Report the total number of lines that include the string "right", without any other text.

---------- MATERIAL TO PROCESS

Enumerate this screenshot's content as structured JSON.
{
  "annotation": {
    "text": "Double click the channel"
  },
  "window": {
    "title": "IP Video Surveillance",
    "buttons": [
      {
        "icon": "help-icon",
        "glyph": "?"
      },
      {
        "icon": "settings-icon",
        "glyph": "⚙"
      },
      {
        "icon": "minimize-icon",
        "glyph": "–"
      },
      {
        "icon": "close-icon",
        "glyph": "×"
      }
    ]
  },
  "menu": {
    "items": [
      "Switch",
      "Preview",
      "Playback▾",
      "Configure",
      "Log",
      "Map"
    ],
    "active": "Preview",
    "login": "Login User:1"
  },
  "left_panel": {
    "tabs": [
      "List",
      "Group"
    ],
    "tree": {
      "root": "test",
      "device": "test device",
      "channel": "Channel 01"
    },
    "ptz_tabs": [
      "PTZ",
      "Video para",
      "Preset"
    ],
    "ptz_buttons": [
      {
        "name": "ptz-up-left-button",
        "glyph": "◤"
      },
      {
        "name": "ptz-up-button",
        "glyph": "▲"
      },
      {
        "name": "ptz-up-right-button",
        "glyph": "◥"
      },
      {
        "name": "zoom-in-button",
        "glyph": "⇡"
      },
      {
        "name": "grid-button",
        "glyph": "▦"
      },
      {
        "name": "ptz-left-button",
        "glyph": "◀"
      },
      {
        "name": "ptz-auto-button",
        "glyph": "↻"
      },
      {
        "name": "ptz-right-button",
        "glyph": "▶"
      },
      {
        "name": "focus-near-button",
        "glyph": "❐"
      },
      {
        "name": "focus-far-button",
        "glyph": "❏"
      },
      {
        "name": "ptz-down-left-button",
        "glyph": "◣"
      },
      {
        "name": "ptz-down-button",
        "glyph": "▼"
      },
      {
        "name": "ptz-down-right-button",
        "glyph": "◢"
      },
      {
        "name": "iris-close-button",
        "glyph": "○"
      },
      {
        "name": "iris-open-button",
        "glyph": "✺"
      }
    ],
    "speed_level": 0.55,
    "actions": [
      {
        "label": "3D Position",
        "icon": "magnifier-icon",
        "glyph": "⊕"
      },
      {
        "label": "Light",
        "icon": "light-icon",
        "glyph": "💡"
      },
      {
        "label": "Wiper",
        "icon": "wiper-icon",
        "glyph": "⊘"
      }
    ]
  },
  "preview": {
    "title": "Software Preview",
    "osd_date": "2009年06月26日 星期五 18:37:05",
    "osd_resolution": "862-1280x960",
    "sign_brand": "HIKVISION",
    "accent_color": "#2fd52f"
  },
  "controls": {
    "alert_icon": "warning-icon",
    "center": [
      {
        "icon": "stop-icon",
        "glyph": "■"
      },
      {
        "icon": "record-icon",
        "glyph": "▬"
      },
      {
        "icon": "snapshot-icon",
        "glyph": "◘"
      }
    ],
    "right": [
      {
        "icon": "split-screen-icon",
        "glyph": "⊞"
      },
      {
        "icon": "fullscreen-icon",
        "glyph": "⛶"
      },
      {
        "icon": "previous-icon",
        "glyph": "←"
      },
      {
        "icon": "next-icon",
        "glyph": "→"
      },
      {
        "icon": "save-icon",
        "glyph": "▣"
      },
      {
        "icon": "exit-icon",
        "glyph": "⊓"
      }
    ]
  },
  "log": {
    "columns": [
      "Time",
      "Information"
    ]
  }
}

--------------------

• THE OUTPUT: 4